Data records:
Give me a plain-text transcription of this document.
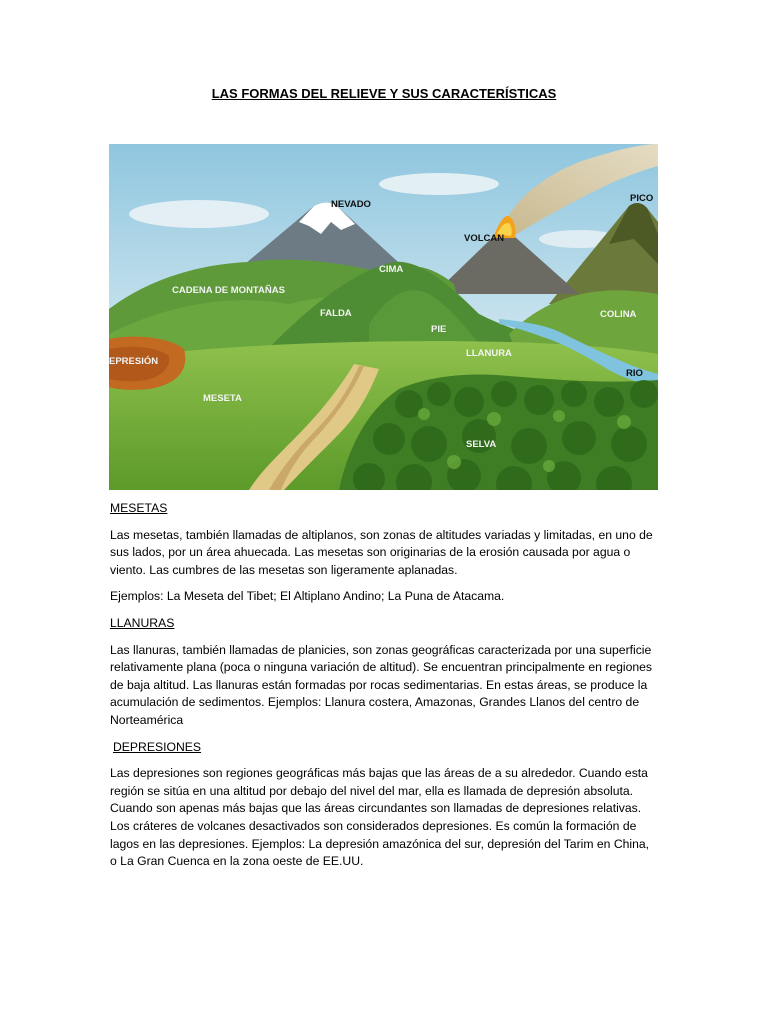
LAS FORMAS DEL RELIEVE Y SUS CARACTERÍSTICAS
NEVADO
PICO
VOLCAN
CIMA
CADENA DE MONTAÑAS
FALDA	COLINA
PIE
EPRESIÓN
LLANURA
RIO
MESETA
SELVA
MESETAS
Las mesetas, también llamadas de altiplanos, son zonas de altitudes variadas y limitadas, en uno de sus lados, por un área ahuecada. Las mesetas son originarias de la erosión causada por agua o viento. Las cumbres de las mesetas son ligeramente aplanadas.
Ejemplos: La Meseta del Tibet; El Altiplano Andino; La Puna de Atacama.
LLANURAS
Las llanuras, también llamadas de planicies, son zonas geográficas caracterizada por una superficie relativamente plana (poca o ninguna variación de altitud). Se encuentran principalmente en regiones de baja altitud. Las llanuras están formadas por rocas sedimentarias. En estas áreas, se produce la acumulación de sedimentos. Ejemplos: Llanura costera, Amazonas, Grandes Llanos del centro de Norteamérica
DEPRESIONES
Las depresiones son regiones geográficas más bajas que las áreas de a su alrededor. Cuando esta región se sitúa en una altitud por debajo del nivel del mar, ella es llamada de depresión absoluta. Cuando son apenas más bajas que las áreas circundantes son llamadas de depresiones relativas. Los cráteres de volcanes desactivados son considerados depresiones. Es común la formación de lagos en las depresiones. Ejemplos: La depresión amazónica del sur, depresión del Tarim en China, o La Gran Cuenca en la zona oeste de EE.UU.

*WHAT YOU SHOULD DO*
Using the listing above, pull out all lines that hold the word "zonas".

*FULL RESPONSE*
Las mesetas, también llamadas de altiplanos, son zonas de altitudes variadas y limitadas, en uno de sus lados, por un área ahuecada. Las mesetas son originarias de la erosión causada por agua o viento. Las cumbres de las mesetas son ligeramente aplanadas.
Las llanuras, también llamadas de planicies, son zonas geográficas caracterizada por una superficie relativamente plana (poca o ninguna variación de altitud). Se encuentran principalmente en regiones de baja altitud. Las llanuras están formadas por rocas sedimentarias. En estas áreas, se produce la acumulación de sedimentos. Ejemplos: Llanura costera, Amazonas, Grandes Llanos del centro de Norteamérica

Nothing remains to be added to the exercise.